• Excerpt
──────

The Teaching of Reading

  • It is our aim to develop enthusiastic and confident readers who can understand a wide range of texts.
  • Children will read for interest, information and enjoyment when accessing all areas of the curriculum.

 

Children should:

Experience exciting and enthralling books as soon as they enter our school.

  • Know how well they are achieving in reading and be supported towards their targets.
  • Experience text through interactive challenging activities including the experience of theatre.
  • Be challenged to develop their reading potential and aim high in the complexity of text and stamina of their reading.
  • Read in a stimulating, happy and secure environment.
  • Access high quality reading resources in classrooms, libraries and using ICT.
  • Experience a variety of creative teaching methods and approaches to develop their comprehension of text.
  • Be supported by a proactive reading partnership of home, school and parish.

 

Foundation Stage:

Reading opportunities are given on a daily basis.  A wide range of approaches are used to provide first hand experiences for the children.  Teachers read aloud in a way that excites and engages them, introducing new ideas, concepts and vocabulary to stimulate their imagination and expand cognitive development. Children are read to daily which helps them develop language and listening skills and prepares them to understand the written word.

──────

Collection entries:
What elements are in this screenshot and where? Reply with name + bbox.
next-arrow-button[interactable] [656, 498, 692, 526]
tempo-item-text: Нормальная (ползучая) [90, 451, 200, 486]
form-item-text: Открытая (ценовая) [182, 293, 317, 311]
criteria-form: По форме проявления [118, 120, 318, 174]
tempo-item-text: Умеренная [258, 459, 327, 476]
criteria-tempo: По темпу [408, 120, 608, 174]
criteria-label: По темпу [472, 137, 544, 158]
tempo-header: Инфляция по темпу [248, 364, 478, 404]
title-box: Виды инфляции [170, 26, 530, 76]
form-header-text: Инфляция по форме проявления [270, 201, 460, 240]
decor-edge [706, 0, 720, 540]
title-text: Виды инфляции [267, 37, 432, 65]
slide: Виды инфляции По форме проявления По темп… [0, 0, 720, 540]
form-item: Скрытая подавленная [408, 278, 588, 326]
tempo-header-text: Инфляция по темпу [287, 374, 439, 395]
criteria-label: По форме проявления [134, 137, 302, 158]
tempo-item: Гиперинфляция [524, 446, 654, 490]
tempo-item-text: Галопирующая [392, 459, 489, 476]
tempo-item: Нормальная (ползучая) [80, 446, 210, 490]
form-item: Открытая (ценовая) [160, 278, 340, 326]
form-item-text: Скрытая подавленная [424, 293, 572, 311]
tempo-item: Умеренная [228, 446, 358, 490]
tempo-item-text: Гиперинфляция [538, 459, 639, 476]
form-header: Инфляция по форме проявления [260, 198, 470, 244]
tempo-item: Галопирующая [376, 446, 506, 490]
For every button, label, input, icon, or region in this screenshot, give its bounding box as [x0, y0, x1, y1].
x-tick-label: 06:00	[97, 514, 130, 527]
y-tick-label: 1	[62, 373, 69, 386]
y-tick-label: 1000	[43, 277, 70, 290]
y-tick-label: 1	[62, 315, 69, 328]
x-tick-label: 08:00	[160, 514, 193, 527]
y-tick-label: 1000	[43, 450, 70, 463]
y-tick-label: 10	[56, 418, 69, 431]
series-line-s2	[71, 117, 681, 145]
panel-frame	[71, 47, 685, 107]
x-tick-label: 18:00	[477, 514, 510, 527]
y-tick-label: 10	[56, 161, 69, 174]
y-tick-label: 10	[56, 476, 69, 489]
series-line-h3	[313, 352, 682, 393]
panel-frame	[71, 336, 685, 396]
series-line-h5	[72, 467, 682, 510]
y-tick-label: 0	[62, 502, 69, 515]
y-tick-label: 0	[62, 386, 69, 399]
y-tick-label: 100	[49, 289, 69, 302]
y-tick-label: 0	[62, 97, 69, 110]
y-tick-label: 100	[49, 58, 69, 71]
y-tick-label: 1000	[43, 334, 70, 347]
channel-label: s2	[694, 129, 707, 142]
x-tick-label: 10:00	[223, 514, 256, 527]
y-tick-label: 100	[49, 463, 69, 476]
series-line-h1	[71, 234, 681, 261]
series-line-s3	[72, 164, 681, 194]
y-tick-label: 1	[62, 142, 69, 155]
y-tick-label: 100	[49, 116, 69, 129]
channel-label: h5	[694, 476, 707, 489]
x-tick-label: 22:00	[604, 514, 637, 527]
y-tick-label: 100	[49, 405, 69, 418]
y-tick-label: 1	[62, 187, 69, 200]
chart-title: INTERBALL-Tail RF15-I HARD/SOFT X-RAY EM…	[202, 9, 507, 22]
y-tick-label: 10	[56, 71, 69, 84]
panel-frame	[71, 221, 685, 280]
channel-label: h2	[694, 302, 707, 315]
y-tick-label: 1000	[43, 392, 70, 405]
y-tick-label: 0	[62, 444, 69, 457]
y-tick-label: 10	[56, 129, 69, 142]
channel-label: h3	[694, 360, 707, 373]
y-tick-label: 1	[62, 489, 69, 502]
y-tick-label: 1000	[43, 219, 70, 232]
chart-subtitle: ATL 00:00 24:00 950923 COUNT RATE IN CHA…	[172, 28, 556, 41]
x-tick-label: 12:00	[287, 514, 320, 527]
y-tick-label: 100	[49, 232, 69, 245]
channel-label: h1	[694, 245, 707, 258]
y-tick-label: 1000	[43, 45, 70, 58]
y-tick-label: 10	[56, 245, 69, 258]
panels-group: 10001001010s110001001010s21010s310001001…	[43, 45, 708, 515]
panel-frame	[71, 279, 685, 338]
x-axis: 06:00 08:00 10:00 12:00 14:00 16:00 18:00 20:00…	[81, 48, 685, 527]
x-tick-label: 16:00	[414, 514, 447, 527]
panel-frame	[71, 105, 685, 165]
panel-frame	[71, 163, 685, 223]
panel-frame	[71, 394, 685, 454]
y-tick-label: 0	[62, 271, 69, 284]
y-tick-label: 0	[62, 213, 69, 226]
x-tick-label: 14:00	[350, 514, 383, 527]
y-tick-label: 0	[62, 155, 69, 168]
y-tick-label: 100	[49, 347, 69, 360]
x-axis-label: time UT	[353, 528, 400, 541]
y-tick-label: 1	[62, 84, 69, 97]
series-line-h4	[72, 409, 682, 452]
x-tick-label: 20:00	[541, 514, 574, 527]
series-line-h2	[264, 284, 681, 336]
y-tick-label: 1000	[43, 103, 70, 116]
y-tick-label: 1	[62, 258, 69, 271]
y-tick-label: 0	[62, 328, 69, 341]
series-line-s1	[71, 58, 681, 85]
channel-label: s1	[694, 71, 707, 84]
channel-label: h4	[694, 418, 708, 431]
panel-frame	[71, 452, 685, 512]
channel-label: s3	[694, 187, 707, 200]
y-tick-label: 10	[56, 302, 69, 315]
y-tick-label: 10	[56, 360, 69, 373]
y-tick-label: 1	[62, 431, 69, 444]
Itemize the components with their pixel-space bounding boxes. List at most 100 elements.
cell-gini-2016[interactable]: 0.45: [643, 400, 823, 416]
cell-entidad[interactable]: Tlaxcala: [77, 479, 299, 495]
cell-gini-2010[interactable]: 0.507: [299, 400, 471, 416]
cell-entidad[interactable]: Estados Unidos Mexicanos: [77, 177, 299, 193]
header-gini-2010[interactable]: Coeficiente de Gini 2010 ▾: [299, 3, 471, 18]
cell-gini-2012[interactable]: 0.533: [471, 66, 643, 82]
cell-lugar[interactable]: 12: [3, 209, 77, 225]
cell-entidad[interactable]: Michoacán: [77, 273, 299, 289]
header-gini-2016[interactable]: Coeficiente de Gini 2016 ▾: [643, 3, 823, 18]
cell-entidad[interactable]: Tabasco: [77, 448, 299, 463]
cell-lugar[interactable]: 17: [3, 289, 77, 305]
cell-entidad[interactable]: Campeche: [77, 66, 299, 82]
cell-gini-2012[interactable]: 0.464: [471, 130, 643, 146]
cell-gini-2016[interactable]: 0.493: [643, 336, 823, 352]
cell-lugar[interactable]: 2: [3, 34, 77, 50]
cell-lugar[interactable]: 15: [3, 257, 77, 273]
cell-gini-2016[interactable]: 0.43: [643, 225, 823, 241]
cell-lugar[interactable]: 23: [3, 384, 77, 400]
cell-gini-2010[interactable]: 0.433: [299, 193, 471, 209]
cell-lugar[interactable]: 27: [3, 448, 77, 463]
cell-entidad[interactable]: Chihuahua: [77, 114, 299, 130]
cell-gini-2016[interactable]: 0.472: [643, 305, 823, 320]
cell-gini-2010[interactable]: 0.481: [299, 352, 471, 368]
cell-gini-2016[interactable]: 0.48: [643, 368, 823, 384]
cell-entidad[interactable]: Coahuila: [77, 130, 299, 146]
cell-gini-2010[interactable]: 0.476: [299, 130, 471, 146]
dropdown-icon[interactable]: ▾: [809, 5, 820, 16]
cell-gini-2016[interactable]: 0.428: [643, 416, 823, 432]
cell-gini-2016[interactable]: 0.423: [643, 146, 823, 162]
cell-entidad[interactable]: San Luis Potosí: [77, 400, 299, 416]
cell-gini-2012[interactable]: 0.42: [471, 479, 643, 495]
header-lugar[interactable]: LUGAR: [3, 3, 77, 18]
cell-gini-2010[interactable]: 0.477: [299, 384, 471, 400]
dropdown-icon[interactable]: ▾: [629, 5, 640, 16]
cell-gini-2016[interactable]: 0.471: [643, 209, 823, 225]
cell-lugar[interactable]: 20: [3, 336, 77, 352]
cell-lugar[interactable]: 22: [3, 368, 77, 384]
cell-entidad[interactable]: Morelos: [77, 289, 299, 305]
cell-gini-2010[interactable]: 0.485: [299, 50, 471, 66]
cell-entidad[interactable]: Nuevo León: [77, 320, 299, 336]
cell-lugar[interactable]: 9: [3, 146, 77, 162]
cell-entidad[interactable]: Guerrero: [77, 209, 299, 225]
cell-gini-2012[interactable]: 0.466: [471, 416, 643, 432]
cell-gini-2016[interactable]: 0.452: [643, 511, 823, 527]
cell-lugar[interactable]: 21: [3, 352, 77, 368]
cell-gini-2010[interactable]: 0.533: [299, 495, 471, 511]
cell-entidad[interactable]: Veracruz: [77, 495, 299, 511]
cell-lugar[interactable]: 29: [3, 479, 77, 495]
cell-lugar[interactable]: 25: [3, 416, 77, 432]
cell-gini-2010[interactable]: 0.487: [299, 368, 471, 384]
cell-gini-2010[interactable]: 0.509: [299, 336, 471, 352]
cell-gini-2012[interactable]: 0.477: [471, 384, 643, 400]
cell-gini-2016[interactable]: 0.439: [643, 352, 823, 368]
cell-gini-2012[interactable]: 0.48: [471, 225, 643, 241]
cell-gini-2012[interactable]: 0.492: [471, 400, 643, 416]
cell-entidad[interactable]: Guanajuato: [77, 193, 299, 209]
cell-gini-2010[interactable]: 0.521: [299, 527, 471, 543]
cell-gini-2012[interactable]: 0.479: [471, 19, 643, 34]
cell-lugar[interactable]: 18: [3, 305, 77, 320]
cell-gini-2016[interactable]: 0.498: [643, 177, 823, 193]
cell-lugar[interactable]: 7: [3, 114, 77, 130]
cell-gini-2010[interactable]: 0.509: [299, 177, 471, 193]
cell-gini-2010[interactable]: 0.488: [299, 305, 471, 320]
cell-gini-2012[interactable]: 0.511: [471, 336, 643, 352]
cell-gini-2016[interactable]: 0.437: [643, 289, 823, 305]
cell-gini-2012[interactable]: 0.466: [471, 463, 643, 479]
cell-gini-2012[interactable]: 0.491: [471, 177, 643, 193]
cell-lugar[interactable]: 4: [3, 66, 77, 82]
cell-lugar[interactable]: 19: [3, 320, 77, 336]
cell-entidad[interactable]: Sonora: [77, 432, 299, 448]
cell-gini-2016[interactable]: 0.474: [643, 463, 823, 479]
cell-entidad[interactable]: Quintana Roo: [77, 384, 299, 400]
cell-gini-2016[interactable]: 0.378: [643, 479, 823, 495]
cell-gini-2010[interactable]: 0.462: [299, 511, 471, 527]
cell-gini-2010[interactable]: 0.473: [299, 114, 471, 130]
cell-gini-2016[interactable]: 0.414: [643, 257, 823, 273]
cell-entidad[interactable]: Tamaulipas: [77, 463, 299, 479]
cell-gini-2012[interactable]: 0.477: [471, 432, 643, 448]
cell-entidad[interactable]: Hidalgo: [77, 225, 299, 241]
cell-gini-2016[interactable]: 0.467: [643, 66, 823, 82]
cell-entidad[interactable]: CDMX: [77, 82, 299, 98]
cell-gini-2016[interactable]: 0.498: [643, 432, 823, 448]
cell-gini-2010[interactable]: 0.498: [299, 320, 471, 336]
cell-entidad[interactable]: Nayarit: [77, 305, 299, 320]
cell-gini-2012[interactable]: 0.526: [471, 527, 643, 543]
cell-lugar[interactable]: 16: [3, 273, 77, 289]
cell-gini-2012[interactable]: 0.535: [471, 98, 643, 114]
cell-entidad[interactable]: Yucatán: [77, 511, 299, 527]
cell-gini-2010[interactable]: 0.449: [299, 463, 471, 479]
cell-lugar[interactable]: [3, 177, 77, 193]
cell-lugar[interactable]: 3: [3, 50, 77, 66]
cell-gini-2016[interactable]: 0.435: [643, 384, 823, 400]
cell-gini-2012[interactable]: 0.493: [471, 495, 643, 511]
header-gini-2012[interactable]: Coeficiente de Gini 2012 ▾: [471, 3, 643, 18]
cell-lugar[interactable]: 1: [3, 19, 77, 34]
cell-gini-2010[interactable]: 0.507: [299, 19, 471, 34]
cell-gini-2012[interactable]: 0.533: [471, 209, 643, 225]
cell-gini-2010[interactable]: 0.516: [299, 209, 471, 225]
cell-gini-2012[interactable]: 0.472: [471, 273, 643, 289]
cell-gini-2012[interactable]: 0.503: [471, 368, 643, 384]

──────

• Objective 1
In the reading policy above, why are children in the Foundation Stage read to daily? Answer in one to three sentences.
• Objective 2
Which three parties make up the reading partnership named in the reading policy?
• Objective 3
Carry on the reading policy from the point where it stops.

• Exercise answer 1
Daily reading helps the children develop language and listening skills. It also prepares them to understand the written word.

• Exercise answer 2
Home, school and parish.

• Exercise answer 3
The teaching of synthetic phonics begins in nursery where children learn to discriminate between sounds in the environment through the use of rhyme, rhythm and alliteration. The foundation stage is a ‘language-rich’ environment that focuses on developing children's speaking and listening skills to lay the foundations of phonics. The emphasis is to get children attuned to the sounds around them and ready to begin developing oral blending and segmenting skills.

 Phonics is taught daily using ‘The Bug Club Phonics’ teaching programme which is DfE approved. The programme aims to develop confident and motivated readers and captures children’s imagination to nurture lifelong readers. The programme is fast paced and backed up by daily revision of past teaching. Each lesson consists of effective, high quality lessons. 

The school has clear expectations of pupils’ phonics term-by–term, from Nursery to Year 2. (Please see Phonics Long term)

The teacher reads with the child and encourages reading to take place at home. Each classroom has an attractive reading area with comfortable seating and a quality selection of engaging and appropriate books available.

 

Key Stage One:

Discrete, daily phonics teaching continues into KS1. We support the children's application of phonics by matching their school and home reading books to the sounds that they have previously learnt in class to increase reading fluency. The children use Bug Club Phonics readers which fully support the daily phonics lesson.

It is expected that children read at home with an adult at least three times a week. In Year 2, children have the opportunity to join the accelerated reader scheme. Pupils will also visit the school library on a weekly basis. They will be encouraged to choose a book from the school library section which can be shared at home for enjoyment.

During shared and guided reading, phonics work is reinforced in the context of real texts. The English national curriculum provides a wide range of text types.  Writing activities follow on from shared reading with a balance of reading and writing.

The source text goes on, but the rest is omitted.